━━ DATASET RECORDS

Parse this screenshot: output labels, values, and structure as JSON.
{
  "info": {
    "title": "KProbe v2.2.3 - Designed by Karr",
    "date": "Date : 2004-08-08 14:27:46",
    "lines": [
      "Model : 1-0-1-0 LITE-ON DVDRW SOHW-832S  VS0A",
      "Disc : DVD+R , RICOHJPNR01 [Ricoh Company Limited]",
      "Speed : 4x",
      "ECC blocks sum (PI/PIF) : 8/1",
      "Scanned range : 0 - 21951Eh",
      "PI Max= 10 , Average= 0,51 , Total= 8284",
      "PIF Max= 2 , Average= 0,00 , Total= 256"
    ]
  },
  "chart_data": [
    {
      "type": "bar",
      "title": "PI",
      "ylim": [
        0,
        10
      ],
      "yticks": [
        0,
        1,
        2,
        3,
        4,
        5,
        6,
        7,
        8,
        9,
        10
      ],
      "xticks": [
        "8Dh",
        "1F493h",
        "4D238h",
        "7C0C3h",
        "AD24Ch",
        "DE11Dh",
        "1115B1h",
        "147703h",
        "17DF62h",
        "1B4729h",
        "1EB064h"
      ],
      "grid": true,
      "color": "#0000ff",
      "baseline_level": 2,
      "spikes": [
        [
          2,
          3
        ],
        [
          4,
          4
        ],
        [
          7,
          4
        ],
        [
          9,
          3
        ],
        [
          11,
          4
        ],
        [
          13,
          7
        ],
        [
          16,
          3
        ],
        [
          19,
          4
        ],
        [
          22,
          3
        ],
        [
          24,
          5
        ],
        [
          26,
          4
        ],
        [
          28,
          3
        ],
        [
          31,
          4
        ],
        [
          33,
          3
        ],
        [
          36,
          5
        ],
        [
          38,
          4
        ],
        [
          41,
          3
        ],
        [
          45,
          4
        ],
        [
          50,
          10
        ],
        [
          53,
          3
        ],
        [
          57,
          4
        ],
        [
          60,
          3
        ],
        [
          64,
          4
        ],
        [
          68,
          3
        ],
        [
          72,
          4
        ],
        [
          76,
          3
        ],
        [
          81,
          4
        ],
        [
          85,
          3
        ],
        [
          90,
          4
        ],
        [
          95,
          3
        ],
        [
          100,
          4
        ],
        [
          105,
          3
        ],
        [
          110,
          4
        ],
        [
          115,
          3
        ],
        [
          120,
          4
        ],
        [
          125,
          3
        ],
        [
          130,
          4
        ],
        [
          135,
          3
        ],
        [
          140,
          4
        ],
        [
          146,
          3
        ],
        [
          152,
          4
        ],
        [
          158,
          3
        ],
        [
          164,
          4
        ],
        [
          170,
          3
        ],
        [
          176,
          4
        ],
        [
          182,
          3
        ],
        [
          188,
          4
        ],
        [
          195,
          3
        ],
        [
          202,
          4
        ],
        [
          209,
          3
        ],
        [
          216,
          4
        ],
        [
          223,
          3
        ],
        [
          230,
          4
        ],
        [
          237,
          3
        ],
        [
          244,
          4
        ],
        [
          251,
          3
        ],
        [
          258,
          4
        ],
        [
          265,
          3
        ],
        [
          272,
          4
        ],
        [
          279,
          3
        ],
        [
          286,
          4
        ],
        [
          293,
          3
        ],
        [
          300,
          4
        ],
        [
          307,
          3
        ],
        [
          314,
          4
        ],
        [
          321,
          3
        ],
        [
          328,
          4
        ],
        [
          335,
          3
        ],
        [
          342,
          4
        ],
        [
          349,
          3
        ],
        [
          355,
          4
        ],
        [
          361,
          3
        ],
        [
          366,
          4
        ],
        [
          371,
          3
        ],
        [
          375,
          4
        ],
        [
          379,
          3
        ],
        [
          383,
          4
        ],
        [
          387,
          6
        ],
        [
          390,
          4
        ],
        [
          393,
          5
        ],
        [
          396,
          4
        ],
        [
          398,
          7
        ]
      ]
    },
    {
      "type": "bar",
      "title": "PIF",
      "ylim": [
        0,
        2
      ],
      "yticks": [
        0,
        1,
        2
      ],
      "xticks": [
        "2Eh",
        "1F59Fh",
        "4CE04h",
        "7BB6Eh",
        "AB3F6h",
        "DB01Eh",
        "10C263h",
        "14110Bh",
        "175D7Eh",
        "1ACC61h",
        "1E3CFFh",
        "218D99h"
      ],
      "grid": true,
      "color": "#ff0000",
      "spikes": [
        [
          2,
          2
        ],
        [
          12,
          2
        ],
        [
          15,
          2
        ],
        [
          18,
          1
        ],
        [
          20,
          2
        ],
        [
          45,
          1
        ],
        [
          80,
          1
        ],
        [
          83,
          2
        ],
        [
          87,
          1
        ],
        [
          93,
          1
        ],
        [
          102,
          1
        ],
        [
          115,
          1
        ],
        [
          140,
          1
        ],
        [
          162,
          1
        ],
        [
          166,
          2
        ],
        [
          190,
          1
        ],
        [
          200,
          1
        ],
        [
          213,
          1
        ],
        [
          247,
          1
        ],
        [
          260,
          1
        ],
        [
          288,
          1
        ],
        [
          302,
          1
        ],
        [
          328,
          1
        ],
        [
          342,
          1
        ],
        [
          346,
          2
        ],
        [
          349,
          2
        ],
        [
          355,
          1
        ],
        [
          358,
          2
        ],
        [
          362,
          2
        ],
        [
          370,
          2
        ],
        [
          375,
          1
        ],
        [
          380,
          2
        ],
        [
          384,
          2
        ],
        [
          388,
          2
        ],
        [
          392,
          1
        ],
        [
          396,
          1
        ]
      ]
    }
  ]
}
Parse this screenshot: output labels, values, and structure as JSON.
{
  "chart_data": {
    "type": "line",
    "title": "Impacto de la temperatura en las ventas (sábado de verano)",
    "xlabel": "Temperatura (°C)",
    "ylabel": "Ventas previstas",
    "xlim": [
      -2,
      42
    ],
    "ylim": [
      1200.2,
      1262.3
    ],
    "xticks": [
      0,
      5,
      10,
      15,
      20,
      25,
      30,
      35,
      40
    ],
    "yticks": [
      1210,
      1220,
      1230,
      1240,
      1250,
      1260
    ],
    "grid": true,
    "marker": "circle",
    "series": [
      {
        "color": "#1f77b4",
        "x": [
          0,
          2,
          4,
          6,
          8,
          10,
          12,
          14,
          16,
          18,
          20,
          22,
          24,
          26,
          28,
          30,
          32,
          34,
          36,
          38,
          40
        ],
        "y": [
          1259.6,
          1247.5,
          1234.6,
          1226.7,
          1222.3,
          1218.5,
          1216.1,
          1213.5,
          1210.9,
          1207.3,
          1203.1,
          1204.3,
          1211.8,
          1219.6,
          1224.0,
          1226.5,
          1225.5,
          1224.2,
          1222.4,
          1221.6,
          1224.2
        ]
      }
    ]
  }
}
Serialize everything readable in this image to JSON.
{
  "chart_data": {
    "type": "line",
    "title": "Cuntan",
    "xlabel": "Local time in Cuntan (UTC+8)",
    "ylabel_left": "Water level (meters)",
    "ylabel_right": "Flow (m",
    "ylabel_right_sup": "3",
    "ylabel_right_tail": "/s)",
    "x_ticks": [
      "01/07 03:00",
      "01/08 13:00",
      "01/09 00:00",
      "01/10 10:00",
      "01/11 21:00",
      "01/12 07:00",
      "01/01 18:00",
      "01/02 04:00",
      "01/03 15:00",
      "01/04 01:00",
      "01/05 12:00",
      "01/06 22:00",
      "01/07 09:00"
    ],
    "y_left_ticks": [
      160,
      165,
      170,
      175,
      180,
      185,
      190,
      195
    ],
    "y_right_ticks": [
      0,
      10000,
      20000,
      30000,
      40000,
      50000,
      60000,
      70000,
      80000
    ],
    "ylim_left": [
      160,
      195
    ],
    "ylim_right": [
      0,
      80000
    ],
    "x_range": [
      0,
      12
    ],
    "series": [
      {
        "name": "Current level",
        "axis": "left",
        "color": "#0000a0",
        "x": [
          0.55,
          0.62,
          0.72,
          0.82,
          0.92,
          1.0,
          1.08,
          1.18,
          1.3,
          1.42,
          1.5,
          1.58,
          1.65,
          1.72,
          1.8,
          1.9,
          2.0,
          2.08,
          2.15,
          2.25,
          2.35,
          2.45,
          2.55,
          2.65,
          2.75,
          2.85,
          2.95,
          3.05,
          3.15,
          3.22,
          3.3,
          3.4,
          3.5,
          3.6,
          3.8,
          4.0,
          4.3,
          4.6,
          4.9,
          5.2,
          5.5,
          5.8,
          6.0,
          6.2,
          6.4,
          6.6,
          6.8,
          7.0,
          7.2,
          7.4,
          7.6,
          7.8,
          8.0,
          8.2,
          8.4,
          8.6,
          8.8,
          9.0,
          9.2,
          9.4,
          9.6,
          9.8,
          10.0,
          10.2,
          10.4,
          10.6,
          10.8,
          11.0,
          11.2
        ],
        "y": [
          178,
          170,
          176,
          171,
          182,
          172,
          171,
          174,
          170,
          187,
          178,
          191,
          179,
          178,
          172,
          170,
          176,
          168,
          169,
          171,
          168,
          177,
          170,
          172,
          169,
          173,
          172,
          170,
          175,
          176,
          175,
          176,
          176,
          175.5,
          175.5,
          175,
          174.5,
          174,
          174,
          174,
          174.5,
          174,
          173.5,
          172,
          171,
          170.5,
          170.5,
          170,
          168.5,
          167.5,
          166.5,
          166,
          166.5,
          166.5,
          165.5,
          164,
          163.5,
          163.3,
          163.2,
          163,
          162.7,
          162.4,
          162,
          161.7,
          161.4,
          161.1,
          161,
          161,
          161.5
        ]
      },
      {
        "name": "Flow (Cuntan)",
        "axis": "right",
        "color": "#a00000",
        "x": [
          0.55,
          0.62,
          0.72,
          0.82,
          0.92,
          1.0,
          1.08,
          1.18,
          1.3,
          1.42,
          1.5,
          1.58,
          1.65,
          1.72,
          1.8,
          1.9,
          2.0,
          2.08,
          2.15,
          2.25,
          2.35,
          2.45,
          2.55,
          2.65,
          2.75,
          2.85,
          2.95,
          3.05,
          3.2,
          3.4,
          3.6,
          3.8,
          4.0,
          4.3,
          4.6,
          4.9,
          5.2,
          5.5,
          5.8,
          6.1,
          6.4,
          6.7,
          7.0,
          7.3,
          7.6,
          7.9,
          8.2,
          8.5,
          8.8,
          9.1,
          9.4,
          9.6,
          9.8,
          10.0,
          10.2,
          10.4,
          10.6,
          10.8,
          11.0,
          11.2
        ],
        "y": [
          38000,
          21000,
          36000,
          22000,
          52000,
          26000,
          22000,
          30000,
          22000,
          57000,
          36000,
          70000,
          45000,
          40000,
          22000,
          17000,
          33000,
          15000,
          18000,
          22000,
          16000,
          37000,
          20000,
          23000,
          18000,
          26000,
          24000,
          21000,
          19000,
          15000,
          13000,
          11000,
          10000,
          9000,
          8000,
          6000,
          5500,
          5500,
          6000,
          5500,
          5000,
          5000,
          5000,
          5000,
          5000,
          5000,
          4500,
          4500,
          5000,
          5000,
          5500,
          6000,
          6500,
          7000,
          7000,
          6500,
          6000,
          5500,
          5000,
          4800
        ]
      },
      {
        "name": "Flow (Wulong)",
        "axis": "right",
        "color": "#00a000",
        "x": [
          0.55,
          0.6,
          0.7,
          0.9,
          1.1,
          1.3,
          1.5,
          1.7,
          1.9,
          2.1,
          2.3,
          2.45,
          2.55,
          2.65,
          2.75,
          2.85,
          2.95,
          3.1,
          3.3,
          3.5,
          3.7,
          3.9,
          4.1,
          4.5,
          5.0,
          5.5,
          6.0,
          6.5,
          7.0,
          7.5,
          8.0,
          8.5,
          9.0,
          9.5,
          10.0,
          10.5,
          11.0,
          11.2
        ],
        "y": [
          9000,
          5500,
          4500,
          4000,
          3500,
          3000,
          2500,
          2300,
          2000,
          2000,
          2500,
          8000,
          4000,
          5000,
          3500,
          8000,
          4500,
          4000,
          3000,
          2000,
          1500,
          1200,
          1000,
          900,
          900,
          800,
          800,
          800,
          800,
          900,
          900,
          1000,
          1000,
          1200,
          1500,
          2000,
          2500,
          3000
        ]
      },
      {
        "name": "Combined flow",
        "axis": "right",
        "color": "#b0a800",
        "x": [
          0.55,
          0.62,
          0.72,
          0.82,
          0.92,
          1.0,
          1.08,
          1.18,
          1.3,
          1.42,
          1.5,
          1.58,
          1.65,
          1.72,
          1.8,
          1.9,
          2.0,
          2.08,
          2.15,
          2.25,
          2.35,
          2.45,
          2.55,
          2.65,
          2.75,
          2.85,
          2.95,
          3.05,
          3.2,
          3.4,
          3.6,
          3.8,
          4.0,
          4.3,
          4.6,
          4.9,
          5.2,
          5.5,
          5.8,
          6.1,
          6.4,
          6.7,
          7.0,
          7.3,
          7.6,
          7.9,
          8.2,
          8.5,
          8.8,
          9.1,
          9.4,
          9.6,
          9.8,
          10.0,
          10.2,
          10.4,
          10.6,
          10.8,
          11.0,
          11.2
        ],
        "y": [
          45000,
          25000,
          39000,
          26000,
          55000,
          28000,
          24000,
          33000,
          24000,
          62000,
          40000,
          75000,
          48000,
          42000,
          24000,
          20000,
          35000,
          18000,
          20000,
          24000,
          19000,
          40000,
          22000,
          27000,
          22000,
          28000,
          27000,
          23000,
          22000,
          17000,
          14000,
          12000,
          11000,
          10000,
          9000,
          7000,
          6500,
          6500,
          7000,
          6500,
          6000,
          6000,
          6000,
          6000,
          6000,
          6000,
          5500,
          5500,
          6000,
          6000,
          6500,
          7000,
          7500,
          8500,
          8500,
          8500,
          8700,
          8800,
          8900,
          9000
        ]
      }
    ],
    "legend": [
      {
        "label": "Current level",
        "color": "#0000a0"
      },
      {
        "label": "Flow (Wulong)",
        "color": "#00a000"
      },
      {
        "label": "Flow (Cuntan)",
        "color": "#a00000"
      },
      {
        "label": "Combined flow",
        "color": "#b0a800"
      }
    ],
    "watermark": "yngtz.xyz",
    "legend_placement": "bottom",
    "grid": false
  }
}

━━━━

EXERCISE PROMPT: Pull every line containing the word "title" out of the material and copy it.

TASK RESULT:
    "title": "KProbe v2.2.3 - Designed by Karr",
      "title": "PI",
      "title": "PIF",
    "title": "Impacto de la temperatura en las ventas (sábado de verano)",
    "title": "Cuntan",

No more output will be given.